- GIVEN EXERCISE: Leave out any picture and return the remaining listing below exactly as given.

(Collected data entries)

═══

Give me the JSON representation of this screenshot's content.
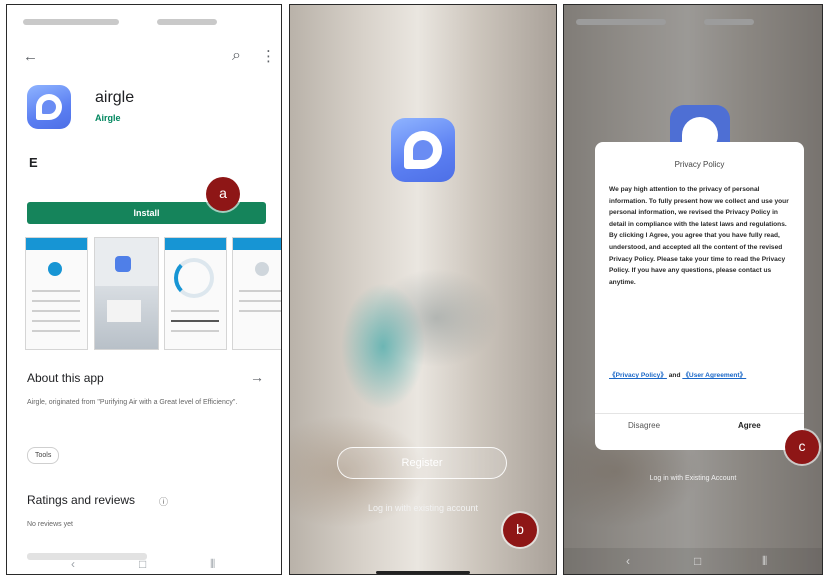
{
  "badges": {
    "a": "a",
    "b": "b",
    "c": "c"
  },
  "icons": {
    "back": "←",
    "search": "⌕",
    "more": "⋮",
    "arrow_right": "→",
    "info": "ⓘ",
    "rating": "E",
    "nav_back": "‹",
    "nav_home": "□",
    "nav_recents": "⦀"
  },
  "store": {
    "app_name": "airgle",
    "developer": "Airgle",
    "install_label": "Install",
    "about_title": "About this app",
    "about_desc": "Airgle, originated from \"Purifying Air with a Great level of Efficiency\".",
    "tag": "Tools",
    "ratings_title": "Ratings and reviews",
    "no_reviews": "No reviews yet"
  },
  "launch": {
    "register_label": "Register",
    "login_label": "Log in with existing account"
  },
  "privacy": {
    "title": "Privacy Policy",
    "body": "We pay high attention to the privacy of personal information. To fully present how we collect and use your personal information, we revised the Privacy Policy in detail in compliance with the latest laws and regulations. By clicking I Agree, you agree that you have fully read, understood, and accepted all the content of the revised Privacy Policy. Please take your time to read the Privacy Policy. If you have any questions, please contact us anytime.",
    "link_privacy": "《Privacy Policy》",
    "link_and": "and",
    "link_user": "《User Agreement》",
    "disagree_label": "Disagree",
    "agree_label": "Agree",
    "behind_login": "Log in with Existing Account"
  },
  "colors": {
    "install_green": "#15845b",
    "developer_green": "#01875f",
    "badge_red": "#8e1616",
    "app_icon_blue": "#5b7ff2",
    "link_blue": "#1a67c7"
  }
}
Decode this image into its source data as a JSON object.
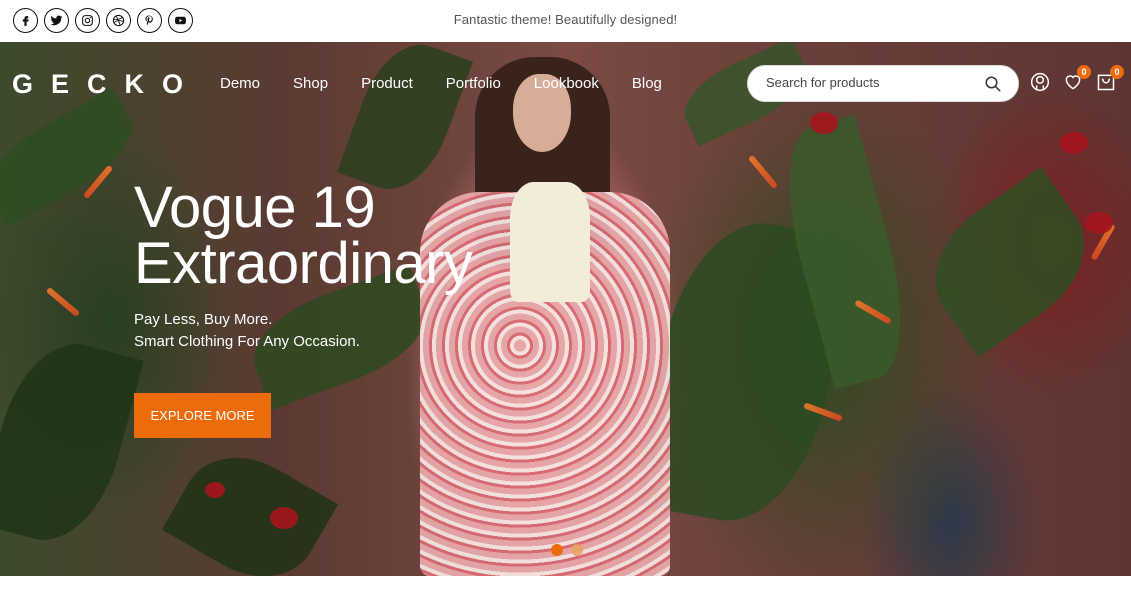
{
  "topbar": {
    "socials": [
      {
        "icon": "facebook-icon",
        "label": "Facebook"
      },
      {
        "icon": "twitter-icon",
        "label": "Twitter"
      },
      {
        "icon": "instagram-icon",
        "label": "Instagram"
      },
      {
        "icon": "dribbble-icon",
        "label": "Dribbble"
      },
      {
        "icon": "pinterest-icon",
        "label": "Pinterest"
      },
      {
        "icon": "youtube-icon",
        "label": "YouTube"
      }
    ],
    "announcement": "Fantastic theme! Beautifully designed!"
  },
  "header": {
    "logo": "GECKO",
    "menu": [
      "Demo",
      "Shop",
      "Product",
      "Portfolio",
      "Lookbook",
      "Blog"
    ],
    "search": {
      "placeholder": "Search for products",
      "value": ""
    },
    "account_icon": "user-icon",
    "wishlist": {
      "icon": "heart-icon",
      "count": "0"
    },
    "cart": {
      "icon": "bag-icon",
      "count": "0"
    }
  },
  "hero": {
    "headline_line1": "Vogue 19",
    "headline_line2": "Extraordinary",
    "subline1": "Pay Less, Buy More.",
    "subline2": "Smart Clothing For Any Occasion.",
    "cta": "EXPLORE MORE",
    "slides": 2,
    "active_slide": 1
  },
  "colors": {
    "accent": "#ec6b0a",
    "badge": "#ec6b12",
    "text_light": "#ffffff",
    "announcement_text": "#555555"
  }
}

═══

- FULL SOLUTION:
Give me the JSON representation of this screenshot's content.
{
  "badges": {
    "a": "a",
    "b": "b",
    "c": "c"
  },
  "icons": {
    "back": "←",
    "search": "⌕",
    "more": "⋮",
    "arrow_right": "→",
    "info": "ⓘ",
    "rating": "E",
    "nav_back": "‹",
    "nav_home": "□",
    "nav_recents": "⦀"
  },
  "store": {
    "app_name": "airgle",
    "developer": "Airgle",
    "install_label": "Install",
    "about_title": "About this app",
    "about_desc": "Airgle, originated from \"Purifying Air with a Great level of Efficiency\".",
    "tag": "Tools",
    "ratings_title": "Ratings and reviews",
    "no_reviews": "No reviews yet"
  },
  "launch": {
    "register_label": "Register",
    "login_label": "Log in with existing account"
  },
  "privacy": {
    "title": "Privacy Policy",
    "body": "We pay high attention to the privacy of personal information. To fully present how we collect and use your personal information, we revised the Privacy Policy in detail in compliance with the latest laws and regulations. By clicking I Agree, you agree that you have fully read, understood, and accepted all the content of the revised Privacy Policy. Please take your time to read the Privacy Policy. If you have any questions, please contact us anytime.",
    "link_privacy": "《Privacy Policy》",
    "link_and": "and",
    "link_user": "《User Agreement》",
    "disagree_label": "Disagree",
    "agree_label": "Agree",
    "behind_login": "Log in with Existing Account"
  },
  "colors": {
    "install_green": "#15845b",
    "developer_green": "#01875f",
    "badge_red": "#8e1616",
    "app_icon_blue": "#5b7ff2",
    "link_blue": "#1a67c7"
  }
}
Decode this image into its source data as a JSON object.
{
  "topbar": {
    "socials": [
      {
        "icon": "facebook-icon",
        "label": "Facebook"
      },
      {
        "icon": "twitter-icon",
        "label": "Twitter"
      },
      {
        "icon": "instagram-icon",
        "label": "Instagram"
      },
      {
        "icon": "dribbble-icon",
        "label": "Dribbble"
      },
      {
        "icon": "pinterest-icon",
        "label": "Pinterest"
      },
      {
        "icon": "youtube-icon",
        "label": "YouTube"
      }
    ],
    "announcement": "Fantastic theme! Beautifully designed!"
  },
  "header": {
    "logo": "GECKO",
    "menu": [
      "Demo",
      "Shop",
      "Product",
      "Portfolio",
      "Lookbook",
      "Blog"
    ],
    "search": {
      "placeholder": "Search for products",
      "value": ""
    },
    "account_icon": "user-icon",
    "wishlist": {
      "icon": "heart-icon",
      "count": "0"
    },
    "cart": {
      "icon": "bag-icon",
      "count": "0"
    }
  },
  "hero": {
    "headline_line1": "Vogue 19",
    "headline_line2": "Extraordinary",
    "subline1": "Pay Less, Buy More.",
    "subline2": "Smart Clothing For Any Occasion.",
    "cta": "EXPLORE MORE",
    "slides": 2,
    "active_slide": 1
  },
  "colors": {
    "accent": "#ec6b0a",
    "badge": "#ec6b12",
    "text_light": "#ffffff",
    "announcement_text": "#555555"
  }
}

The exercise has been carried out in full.